*Written request*.
Find each line holding "comment" and copy it out.

*Provided data*.
########

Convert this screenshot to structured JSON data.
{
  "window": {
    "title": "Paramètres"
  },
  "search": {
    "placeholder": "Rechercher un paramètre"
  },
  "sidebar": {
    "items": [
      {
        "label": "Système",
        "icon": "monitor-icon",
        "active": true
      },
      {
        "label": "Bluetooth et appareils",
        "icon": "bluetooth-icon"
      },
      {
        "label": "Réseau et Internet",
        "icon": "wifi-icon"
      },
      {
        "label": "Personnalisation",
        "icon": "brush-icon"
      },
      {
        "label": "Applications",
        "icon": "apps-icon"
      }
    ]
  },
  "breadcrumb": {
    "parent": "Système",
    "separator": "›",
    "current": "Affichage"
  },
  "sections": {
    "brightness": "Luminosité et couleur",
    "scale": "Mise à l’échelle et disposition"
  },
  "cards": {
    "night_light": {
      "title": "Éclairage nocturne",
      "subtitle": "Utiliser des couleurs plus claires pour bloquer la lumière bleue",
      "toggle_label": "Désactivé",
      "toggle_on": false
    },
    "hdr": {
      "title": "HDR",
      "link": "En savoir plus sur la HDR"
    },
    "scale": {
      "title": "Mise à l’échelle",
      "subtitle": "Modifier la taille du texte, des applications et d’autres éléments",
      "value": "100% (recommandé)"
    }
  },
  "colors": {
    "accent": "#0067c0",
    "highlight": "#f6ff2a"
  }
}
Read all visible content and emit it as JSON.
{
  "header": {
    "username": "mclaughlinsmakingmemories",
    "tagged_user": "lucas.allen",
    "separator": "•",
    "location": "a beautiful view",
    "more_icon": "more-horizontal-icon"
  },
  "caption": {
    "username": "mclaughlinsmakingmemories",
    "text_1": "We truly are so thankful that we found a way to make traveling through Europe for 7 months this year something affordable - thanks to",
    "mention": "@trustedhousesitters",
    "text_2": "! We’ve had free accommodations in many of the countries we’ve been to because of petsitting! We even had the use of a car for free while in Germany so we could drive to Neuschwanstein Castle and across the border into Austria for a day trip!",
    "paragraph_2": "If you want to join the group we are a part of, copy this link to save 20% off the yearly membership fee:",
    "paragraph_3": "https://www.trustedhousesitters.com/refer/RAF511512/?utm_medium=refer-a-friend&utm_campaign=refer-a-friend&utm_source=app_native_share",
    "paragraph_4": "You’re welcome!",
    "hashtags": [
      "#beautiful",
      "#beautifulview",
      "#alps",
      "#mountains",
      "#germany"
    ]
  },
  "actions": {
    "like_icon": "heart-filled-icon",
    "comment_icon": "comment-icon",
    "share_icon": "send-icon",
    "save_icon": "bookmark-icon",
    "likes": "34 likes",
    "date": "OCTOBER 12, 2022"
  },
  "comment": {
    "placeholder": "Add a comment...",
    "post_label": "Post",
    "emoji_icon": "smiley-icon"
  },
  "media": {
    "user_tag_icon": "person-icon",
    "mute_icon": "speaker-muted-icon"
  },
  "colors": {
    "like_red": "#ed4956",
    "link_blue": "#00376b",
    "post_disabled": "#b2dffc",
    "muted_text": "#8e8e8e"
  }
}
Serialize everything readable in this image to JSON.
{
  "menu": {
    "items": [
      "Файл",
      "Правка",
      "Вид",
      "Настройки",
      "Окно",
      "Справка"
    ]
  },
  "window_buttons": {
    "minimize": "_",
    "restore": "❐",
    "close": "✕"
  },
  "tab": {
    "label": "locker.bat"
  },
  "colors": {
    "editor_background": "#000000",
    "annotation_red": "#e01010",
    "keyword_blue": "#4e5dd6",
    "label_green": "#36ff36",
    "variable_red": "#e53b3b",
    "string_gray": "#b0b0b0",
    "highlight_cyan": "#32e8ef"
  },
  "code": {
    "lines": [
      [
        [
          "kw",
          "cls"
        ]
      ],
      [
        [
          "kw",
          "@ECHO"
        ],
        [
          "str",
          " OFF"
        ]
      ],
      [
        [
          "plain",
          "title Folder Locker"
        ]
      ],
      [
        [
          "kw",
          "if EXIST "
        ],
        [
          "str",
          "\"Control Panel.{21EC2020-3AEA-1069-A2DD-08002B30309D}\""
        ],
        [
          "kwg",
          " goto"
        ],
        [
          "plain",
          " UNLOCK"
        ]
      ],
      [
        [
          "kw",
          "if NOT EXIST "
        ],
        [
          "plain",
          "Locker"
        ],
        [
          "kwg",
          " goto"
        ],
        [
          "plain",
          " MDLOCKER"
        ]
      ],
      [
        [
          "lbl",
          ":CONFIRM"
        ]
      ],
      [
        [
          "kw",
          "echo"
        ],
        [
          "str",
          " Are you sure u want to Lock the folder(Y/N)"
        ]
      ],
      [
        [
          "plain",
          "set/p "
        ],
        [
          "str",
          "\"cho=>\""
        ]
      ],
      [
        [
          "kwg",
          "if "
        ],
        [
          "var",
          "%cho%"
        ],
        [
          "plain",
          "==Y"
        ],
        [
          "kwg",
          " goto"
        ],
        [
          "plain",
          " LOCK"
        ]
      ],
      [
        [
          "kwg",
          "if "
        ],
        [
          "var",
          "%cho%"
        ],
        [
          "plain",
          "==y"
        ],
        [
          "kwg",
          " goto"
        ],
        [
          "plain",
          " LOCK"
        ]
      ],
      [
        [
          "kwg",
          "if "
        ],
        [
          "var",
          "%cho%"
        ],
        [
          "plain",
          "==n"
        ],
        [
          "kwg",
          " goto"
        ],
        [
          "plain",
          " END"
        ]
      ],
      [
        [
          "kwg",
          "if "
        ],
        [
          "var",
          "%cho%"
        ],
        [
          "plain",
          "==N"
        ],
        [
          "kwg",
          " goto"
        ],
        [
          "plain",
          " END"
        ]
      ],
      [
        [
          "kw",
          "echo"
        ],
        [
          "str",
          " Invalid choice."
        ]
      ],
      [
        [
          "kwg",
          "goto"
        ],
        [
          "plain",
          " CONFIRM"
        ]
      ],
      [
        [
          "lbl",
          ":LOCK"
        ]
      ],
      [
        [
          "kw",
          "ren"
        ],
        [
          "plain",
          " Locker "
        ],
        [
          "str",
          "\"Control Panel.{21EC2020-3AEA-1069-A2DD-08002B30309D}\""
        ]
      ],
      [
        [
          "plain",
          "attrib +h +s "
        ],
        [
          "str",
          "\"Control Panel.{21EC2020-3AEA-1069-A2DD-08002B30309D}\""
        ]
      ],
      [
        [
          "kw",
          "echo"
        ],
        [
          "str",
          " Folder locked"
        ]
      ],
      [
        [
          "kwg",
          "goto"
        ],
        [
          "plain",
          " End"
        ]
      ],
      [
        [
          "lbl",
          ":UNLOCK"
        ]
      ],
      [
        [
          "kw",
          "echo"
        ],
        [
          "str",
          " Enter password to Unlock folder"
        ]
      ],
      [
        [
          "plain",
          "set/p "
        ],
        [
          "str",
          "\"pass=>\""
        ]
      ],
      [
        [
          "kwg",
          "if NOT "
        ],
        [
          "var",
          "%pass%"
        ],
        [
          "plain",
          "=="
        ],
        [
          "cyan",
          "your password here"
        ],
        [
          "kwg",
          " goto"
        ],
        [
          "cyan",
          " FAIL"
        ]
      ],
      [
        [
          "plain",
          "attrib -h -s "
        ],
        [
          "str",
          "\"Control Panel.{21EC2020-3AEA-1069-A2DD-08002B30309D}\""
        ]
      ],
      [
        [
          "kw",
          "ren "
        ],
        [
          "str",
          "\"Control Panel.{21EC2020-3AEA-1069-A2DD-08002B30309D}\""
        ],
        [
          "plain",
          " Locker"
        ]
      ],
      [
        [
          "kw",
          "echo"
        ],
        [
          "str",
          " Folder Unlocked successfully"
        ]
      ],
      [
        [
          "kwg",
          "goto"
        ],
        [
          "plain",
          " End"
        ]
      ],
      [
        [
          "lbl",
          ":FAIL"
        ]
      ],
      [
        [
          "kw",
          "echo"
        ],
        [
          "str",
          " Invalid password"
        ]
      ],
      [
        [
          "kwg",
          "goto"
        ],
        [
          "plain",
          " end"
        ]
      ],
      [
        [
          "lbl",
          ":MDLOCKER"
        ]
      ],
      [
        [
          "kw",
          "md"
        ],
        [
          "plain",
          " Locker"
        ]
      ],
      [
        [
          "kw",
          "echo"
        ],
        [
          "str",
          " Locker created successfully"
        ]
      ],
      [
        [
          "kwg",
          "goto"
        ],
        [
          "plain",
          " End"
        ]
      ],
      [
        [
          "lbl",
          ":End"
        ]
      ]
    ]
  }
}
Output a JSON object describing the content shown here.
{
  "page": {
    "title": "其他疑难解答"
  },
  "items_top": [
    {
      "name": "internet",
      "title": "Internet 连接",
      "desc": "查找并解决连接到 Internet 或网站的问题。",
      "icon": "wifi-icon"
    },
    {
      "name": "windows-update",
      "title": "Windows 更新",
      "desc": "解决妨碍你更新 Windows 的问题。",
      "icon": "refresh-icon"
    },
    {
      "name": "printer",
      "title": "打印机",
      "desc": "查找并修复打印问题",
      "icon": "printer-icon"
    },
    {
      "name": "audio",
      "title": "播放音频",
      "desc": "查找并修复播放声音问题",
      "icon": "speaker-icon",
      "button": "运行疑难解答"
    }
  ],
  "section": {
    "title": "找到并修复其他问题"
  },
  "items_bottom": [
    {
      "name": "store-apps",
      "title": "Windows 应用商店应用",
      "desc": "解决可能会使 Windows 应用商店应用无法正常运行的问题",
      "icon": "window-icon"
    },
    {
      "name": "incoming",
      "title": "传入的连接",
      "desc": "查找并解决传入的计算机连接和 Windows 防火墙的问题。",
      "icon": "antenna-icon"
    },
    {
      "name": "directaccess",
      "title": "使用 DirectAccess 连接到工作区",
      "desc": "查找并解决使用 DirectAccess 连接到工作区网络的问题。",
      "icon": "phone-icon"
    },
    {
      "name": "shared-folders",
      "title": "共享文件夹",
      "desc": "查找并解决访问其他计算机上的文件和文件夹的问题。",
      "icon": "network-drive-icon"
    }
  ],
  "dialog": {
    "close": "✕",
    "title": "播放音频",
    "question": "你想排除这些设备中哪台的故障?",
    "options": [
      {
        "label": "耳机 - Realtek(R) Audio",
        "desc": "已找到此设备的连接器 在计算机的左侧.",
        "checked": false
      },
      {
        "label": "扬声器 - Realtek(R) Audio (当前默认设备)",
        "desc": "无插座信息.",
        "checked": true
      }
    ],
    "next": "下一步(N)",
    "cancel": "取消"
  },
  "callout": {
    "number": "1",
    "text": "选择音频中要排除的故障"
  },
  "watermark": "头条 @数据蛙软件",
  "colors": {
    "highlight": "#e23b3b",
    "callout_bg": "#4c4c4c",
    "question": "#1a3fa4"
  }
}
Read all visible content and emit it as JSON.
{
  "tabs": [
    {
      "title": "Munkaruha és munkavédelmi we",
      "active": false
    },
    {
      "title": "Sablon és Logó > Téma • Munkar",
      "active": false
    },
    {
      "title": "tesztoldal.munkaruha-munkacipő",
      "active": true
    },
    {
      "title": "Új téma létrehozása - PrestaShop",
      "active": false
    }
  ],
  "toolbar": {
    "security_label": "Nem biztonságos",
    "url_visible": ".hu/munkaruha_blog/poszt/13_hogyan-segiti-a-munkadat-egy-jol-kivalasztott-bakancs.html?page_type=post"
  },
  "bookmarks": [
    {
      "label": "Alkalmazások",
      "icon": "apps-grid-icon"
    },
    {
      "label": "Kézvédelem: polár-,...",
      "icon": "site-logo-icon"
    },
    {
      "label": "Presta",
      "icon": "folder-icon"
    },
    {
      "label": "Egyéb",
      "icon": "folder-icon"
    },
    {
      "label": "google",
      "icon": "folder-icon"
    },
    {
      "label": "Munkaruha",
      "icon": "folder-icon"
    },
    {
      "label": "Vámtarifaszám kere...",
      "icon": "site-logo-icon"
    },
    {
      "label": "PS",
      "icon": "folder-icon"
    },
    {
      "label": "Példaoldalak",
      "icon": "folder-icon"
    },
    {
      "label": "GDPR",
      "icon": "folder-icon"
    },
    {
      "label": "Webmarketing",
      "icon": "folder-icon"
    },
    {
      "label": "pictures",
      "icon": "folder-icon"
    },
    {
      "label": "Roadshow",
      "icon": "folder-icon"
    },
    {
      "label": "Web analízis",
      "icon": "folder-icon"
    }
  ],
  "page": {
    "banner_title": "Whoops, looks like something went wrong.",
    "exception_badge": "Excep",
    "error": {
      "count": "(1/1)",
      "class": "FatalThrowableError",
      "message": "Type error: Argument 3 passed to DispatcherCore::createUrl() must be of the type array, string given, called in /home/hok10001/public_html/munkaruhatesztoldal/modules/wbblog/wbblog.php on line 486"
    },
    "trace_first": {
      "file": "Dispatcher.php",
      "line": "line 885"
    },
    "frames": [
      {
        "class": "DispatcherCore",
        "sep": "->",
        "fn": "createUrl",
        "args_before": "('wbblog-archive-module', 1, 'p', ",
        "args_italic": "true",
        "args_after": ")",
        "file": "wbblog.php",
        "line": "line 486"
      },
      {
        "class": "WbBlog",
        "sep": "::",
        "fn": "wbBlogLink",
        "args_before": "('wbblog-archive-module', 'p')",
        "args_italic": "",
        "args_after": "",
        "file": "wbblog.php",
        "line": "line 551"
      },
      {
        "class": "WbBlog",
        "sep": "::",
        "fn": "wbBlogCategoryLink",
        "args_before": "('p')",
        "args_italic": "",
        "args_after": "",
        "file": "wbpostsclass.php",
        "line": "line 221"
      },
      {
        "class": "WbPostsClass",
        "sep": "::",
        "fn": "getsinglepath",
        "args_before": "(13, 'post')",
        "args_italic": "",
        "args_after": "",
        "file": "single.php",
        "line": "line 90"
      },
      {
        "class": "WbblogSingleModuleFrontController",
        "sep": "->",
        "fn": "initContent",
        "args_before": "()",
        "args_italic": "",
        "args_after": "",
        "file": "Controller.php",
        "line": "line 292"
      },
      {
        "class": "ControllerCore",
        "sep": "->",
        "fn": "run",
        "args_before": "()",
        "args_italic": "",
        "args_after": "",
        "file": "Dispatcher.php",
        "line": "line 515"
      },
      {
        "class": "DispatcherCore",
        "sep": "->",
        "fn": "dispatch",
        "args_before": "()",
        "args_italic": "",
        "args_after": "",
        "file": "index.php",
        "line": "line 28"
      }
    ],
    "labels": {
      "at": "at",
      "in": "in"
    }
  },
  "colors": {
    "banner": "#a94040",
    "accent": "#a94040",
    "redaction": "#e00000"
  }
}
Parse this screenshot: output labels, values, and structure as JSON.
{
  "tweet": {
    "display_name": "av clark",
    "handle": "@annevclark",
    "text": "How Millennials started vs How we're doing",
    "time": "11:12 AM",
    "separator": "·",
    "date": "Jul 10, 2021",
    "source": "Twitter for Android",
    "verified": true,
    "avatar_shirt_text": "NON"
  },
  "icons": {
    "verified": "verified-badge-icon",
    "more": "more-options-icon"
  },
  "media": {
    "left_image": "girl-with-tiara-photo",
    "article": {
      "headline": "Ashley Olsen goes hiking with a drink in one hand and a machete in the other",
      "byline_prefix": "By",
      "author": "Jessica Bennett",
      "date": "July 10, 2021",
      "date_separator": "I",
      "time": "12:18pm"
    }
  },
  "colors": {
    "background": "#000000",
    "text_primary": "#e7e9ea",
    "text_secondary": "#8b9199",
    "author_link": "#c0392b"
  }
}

########

*Output for this task*.
    "comment_icon": "comment-icon",
  "comment": {
    "placeholder": "Add a comment...",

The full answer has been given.